_What needs to be done:_ Gather all lines with "emoji" from the records.

[Dataset records]
━━━━━━
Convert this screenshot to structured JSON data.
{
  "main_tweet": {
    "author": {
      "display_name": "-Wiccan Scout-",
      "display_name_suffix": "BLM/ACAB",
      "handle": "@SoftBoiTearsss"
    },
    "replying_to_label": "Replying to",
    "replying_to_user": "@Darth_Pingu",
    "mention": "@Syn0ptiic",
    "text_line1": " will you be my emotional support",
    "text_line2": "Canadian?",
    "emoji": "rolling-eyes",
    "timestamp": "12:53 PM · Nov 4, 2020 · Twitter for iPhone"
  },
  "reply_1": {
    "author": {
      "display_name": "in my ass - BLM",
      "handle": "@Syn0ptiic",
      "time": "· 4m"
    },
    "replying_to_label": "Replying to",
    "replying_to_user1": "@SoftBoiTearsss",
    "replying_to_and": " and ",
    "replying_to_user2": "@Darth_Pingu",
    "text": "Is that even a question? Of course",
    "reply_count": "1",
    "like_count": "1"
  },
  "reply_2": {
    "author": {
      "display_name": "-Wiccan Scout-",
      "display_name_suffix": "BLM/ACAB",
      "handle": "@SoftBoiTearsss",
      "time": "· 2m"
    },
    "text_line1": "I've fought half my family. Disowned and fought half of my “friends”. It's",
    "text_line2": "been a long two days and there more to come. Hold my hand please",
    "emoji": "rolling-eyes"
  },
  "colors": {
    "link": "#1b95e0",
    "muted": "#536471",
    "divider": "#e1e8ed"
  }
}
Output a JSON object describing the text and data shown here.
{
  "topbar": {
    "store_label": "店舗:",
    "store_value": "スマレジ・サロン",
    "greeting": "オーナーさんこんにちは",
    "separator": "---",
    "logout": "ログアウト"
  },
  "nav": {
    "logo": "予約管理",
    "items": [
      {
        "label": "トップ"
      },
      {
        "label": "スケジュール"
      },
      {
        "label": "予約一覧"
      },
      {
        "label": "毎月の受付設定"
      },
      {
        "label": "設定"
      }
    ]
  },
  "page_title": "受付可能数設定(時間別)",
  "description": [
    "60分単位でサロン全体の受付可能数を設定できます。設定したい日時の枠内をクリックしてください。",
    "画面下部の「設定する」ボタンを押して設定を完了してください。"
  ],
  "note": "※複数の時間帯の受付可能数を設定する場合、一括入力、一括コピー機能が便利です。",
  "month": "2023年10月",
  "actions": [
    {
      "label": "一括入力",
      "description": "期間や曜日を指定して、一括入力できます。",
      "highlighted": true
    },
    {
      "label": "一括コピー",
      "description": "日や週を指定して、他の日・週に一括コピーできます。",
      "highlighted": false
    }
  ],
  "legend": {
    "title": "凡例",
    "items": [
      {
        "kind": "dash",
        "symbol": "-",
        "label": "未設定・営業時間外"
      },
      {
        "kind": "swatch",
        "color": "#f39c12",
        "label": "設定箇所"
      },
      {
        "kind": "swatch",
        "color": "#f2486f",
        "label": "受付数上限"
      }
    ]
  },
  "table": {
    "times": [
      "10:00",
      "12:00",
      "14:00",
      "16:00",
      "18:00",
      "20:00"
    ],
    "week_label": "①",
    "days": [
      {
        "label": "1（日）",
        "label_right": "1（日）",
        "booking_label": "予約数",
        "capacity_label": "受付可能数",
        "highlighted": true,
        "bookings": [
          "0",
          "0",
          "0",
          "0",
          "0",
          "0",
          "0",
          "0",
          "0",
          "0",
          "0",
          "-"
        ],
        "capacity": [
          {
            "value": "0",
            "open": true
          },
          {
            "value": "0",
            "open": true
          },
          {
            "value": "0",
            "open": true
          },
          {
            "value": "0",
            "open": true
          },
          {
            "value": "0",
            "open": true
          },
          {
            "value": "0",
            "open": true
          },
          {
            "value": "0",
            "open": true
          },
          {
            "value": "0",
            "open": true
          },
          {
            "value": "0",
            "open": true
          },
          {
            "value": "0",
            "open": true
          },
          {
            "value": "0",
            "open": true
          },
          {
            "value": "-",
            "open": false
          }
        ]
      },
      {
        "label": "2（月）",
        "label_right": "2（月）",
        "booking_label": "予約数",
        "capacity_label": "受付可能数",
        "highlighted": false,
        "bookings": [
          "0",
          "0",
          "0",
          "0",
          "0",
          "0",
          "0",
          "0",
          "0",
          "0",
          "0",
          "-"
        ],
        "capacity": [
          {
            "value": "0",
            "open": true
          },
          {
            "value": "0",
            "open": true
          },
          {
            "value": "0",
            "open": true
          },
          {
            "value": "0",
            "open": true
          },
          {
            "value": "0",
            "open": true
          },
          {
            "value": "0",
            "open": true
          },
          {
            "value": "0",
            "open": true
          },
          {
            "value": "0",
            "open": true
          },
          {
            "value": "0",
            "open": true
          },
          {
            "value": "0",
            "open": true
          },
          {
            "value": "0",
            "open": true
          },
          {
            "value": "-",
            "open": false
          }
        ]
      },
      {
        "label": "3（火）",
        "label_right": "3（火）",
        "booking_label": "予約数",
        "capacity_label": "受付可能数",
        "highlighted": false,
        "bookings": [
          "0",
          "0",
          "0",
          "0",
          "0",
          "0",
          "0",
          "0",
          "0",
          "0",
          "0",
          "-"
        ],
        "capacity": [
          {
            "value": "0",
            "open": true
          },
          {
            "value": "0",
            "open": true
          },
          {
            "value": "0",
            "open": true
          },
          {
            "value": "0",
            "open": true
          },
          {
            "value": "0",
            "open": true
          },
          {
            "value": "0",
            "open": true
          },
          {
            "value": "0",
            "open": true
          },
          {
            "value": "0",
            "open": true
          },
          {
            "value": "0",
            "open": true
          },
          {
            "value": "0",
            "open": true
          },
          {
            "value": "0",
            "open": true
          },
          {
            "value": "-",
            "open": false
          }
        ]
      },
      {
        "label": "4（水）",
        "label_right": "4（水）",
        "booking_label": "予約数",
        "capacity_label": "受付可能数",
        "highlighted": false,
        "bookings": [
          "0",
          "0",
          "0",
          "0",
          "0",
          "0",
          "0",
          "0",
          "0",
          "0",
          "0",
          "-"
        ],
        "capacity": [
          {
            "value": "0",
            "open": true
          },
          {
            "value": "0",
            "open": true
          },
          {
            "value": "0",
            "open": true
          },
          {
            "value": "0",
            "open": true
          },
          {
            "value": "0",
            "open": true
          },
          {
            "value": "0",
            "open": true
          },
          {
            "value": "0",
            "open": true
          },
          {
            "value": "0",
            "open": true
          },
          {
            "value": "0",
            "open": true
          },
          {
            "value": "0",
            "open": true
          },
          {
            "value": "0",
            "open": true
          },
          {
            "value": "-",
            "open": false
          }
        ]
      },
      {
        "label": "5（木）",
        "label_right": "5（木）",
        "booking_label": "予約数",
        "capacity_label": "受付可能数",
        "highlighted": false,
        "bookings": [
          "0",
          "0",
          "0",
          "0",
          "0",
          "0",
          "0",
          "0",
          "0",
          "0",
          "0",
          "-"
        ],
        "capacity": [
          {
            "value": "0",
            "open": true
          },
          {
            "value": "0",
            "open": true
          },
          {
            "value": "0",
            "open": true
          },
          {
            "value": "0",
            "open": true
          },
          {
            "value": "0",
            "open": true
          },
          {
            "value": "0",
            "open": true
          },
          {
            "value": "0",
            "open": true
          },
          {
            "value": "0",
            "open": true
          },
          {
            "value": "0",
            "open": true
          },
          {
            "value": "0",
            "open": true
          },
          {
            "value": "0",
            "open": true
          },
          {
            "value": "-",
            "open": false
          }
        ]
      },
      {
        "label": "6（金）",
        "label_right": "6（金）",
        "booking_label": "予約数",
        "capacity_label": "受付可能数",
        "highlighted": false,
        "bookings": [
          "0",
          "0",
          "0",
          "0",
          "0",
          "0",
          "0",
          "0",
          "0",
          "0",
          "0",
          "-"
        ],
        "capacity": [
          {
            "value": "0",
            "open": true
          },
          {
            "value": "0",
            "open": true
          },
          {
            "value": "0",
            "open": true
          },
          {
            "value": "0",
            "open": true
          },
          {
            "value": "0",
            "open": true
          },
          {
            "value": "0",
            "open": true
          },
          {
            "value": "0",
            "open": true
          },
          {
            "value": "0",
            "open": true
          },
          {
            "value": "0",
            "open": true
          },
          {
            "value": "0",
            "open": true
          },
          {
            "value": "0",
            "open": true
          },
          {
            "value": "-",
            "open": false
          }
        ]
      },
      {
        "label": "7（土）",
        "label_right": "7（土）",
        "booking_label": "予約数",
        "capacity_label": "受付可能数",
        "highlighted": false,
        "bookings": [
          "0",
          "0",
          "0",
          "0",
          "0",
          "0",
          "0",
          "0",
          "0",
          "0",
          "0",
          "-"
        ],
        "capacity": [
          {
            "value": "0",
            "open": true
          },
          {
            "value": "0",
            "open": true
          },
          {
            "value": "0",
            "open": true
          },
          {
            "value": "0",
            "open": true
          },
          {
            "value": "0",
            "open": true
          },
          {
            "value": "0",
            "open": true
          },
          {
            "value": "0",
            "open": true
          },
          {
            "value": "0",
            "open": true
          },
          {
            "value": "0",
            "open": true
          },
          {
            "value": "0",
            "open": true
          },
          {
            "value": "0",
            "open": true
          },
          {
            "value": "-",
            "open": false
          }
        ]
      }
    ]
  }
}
━━━━━━
_Exercise output:_
    "emoji": "rolling-eyes",
    "emoji": "rolling-eyes"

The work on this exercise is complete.